**Entries:**
▬▬▬▬▬▬▬▬▬▬

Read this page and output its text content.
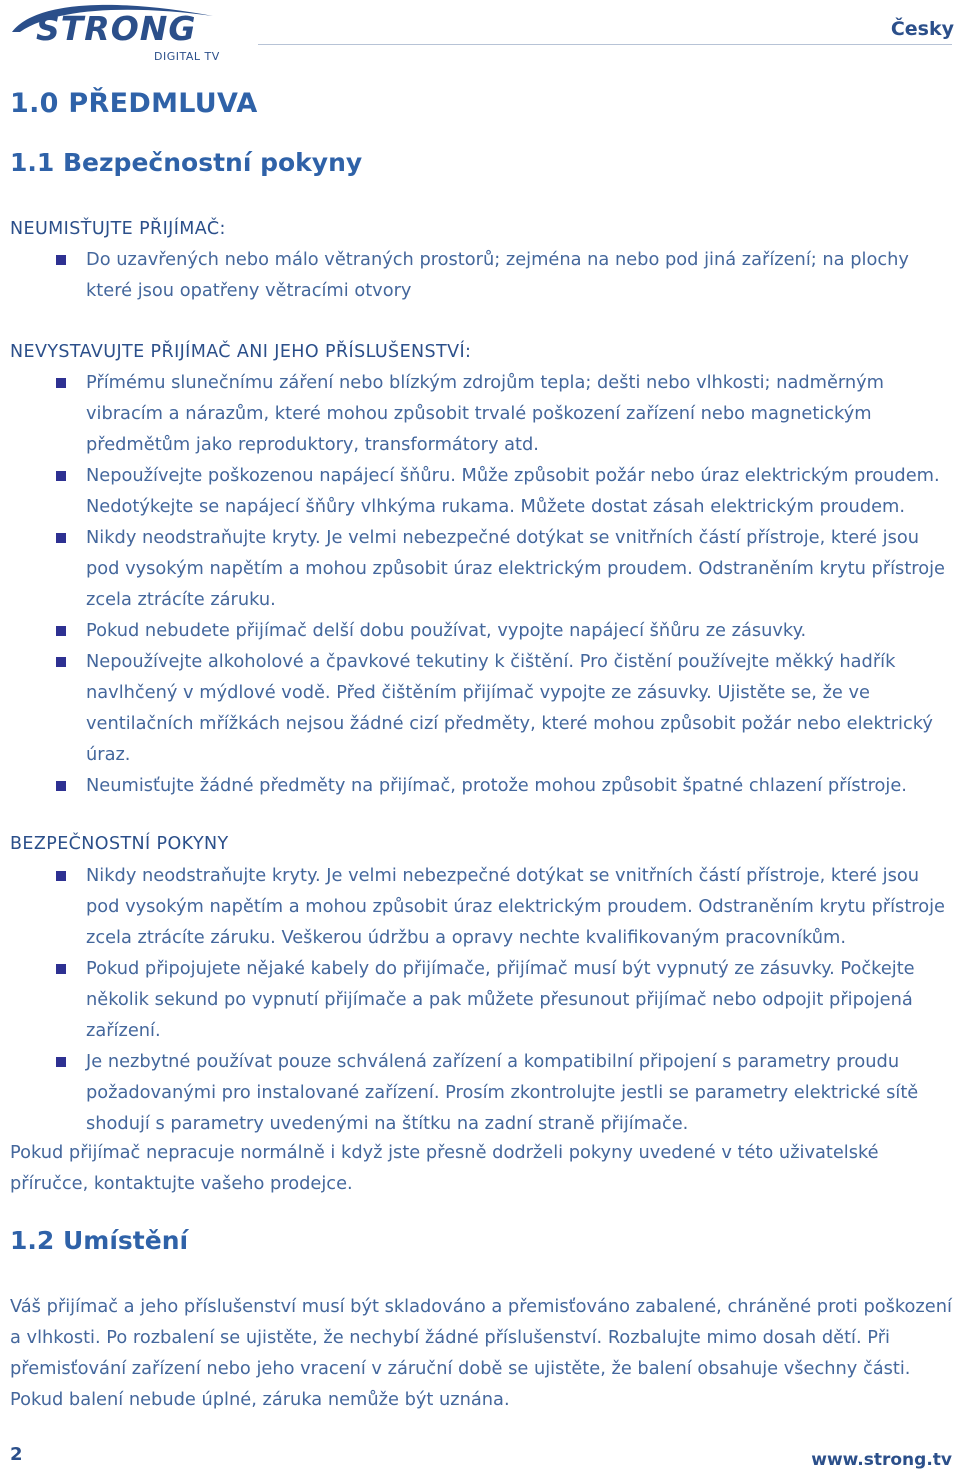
STRONG
DIGITAL TV
Česky
1.0 PŘEDMLUVA
1.1 Bezpečnostní pokyny
NEUMISŤUJTE PŘIJÍMAČ:
Do uzavřených nebo málo větraných prostorů; zejména na nebo pod jiná zařízení; na plochy které jsou opatřeny větracími otvory
NEVYSTAVUJTE PŘIJÍMAČ ANI JEHO PŘÍSLUŠENSTVÍ:
Přímému slunečnímu záření nebo blízkým zdrojům tepla; dešti nebo vlhkosti; nadměrným vibracím a nárazům, které mohou způsobit trvalé poškození zařízení nebo magnetickým předmětům jako reproduktory, transformátory atd.
Nepoužívejte poškozenou napájecí šňůru. Může způsobit požár nebo úraz elektrickým proudem. Nedotýkejte se napájecí šňůry vlhkýma rukama. Můžete dostat zásah elektrickým proudem.
Nikdy neodstraňujte kryty. Je velmi nebezpečné dotýkat se vnitřních částí přístroje, které jsou pod vysokým napětím a mohou způsobit úraz elektrickým proudem. Odstraněním krytu přístroje zcela ztrácíte záruku.
Pokud nebudete přijímač delší dobu používat, vypojte napájecí šňůru ze zásuvky.
Nepoužívejte alkoholové a čpavkové tekutiny k čištění. Pro čistění používejte měkký hadřík navlhčený v mýdlové vodě. Před čištěním přijímač vypojte ze zásuvky. Ujistěte se, že ve ventilačních mřížkách nejsou žádné cizí předměty, které mohou způsobit požár nebo elektrický úraz.
Neumisťujte žádné předměty na přijímač, protože mohou způsobit špatné chlazení přístroje.
BEZPEČNOSTNÍ POKYNY
Nikdy neodstraňujte kryty. Je velmi nebezpečné dotýkat se vnitřních částí přístroje, které jsou pod vysokým napětím a mohou způsobit úraz elektrickým proudem. Odstraněním krytu přístroje zcela ztrácíte záruku. Veškerou údržbu a opravy nechte kvalifikovaným pracovníkům.
Pokud připojujete nějaké kabely do přijímače, přijímač musí být vypnutý ze zásuvky. Počkejte několik sekund po vypnutí přijímače a pak můžete přesunout přijímač nebo odpojit připojená zařízení.
Je nezbytné používat pouze schválená zařízení a kompatibilní připojení s parametry proudu požadovanými pro instalované zařízení. Prosím zkontrolujte jestli se parametry elektrické sítě shodují s parametry uvedenými na štítku na zadní straně přijímače.

Pokud přijímač nepracuje normálně i když jste přesně dodrželi pokyny uvedené v této uživatelské příručce, kontaktujte vašeho prodejce.

1.2 Umístění

Váš přijímač a jeho příslušenství musí být skladováno a přemisťováno zabalené, chráněné proti poškození a vlhkosti. Po rozbalení se ujistěte, že nechybí žádné příslušenství. Rozbalujte mimo dosah dětí. Při přemisťování zařízení nebo jeho vracení v záruční době se ujistěte, že balení obsahuje všechny části. Pokud balení nebude úplné, záruka nemůže být uznána.

2	www.strong.tv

▬▬▬▬▬▬▬▬▬▬

**What to work on:** From the listing above, find the number of lines with the word "vnitřních" in them. Answer with the number only.

**The solution:** 2